Quote every entry word for word.

> MATERIAL FOR THIS EXERCISE
--- START ---

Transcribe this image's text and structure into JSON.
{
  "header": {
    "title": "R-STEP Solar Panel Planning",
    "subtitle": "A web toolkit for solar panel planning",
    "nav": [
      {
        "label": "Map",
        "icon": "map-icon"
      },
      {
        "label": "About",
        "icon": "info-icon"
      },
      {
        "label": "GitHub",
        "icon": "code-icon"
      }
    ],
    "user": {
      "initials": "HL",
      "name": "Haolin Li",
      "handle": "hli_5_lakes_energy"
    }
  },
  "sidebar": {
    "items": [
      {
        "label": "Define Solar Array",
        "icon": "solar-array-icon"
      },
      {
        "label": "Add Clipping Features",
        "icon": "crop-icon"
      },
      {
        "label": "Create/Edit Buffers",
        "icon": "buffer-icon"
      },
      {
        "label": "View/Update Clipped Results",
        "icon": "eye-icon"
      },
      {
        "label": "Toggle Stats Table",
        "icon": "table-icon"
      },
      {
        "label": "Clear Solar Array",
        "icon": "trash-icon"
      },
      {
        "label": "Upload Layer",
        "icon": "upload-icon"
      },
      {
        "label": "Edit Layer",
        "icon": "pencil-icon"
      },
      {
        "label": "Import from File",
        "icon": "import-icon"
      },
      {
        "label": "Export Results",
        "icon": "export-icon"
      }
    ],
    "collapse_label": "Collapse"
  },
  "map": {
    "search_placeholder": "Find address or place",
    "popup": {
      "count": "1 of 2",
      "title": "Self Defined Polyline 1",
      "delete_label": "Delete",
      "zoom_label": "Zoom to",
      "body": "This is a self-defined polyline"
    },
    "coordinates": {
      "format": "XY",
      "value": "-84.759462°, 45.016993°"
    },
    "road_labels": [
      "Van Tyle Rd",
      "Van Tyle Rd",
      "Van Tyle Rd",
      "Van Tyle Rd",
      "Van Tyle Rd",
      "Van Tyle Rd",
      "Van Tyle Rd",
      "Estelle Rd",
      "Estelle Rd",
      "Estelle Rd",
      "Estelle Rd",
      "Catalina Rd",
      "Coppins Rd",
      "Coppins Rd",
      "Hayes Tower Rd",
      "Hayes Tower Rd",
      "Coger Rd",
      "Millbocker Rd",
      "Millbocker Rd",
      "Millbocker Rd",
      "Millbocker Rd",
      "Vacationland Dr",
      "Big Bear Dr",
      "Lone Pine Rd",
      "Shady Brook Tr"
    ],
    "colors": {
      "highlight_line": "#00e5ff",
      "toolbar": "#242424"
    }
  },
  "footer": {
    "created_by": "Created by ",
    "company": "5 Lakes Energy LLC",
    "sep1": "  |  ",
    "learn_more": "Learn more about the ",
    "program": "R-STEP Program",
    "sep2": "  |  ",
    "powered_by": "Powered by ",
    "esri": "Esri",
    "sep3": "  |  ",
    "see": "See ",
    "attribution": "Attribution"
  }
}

--- END ---

> WRITTEN SOLUTION
Transcribe this image's text and structure into JSON.
{
  "header": {
    "title": "R-STEP Solar Panel Planning",
    "subtitle": "A web toolkit for solar panel planning",
    "nav": [
      {
        "label": "Map",
        "icon": "map-icon"
      },
      {
        "label": "About",
        "icon": "info-icon"
      },
      {
        "label": "GitHub",
        "icon": "code-icon"
      }
    ],
    "user": {
      "initials": "HL",
      "name": "Haolin Li",
      "handle": "hli_5_lakes_energy"
    }
  },
  "sidebar": {
    "items": [
      {
        "label": "Define Solar Array",
        "icon": "solar-array-icon"
      },
      {
        "label": "Add Clipping Features",
        "icon": "crop-icon"
      },
      {
        "label": "Create/Edit Buffers",
        "icon": "buffer-icon"
      },
      {
        "label": "View/Update Clipped Results",
        "icon": "eye-icon"
      },
      {
        "label": "Toggle Stats Table",
        "icon": "table-icon"
      },
      {
        "label": "Clear Solar Array",
        "icon": "trash-icon"
      },
      {
        "label": "Upload Layer",
        "icon": "upload-icon"
      },
      {
        "label": "Edit Layer",
        "icon": "pencil-icon"
      },
      {
        "label": "Import from File",
        "icon": "import-icon"
      },
      {
        "label": "Export Results",
        "icon": "export-icon"
      }
    ],
    "collapse_label": "Collapse"
  },
  "map": {
    "search_placeholder": "Find address or place",
    "popup": {
      "count": "1 of 2",
      "title": "Self Defined Polyline 1",
      "delete_label": "Delete",
      "zoom_label": "Zoom to",
      "body": "This is a self-defined polyline"
    },
    "coordinates": {
      "format": "XY",
      "value": "-84.759462°, 45.016993°"
    },
    "road_labels": [
      "Van Tyle Rd",
      "Van Tyle Rd",
      "Van Tyle Rd",
      "Van Tyle Rd",
      "Van Tyle Rd",
      "Van Tyle Rd",
      "Van Tyle Rd",
      "Estelle Rd",
      "Estelle Rd",
      "Estelle Rd",
      "Estelle Rd",
      "Catalina Rd",
      "Coppins Rd",
      "Coppins Rd",
      "Hayes Tower Rd",
      "Hayes Tower Rd",
      "Coger Rd",
      "Millbocker Rd",
      "Millbocker Rd",
      "Millbocker Rd",
      "Millbocker Rd",
      "Vacationland Dr",
      "Big Bear Dr",
      "Lone Pine Rd",
      "Shady Brook Tr"
    ],
    "colors": {
      "highlight_line": "#00e5ff",
      "toolbar": "#242424"
    }
  },
  "footer": {
    "created_by": "Created by ",
    "company": "5 Lakes Energy LLC",
    "sep1": "  |  ",
    "learn_more": "Learn more about the ",
    "program": "R-STEP Program",
    "sep2": "  |  ",
    "powered_by": "Powered by ",
    "esri": "Esri",
    "sep3": "  |  ",
    "see": "See ",
    "attribution": "Attribution"
  }
}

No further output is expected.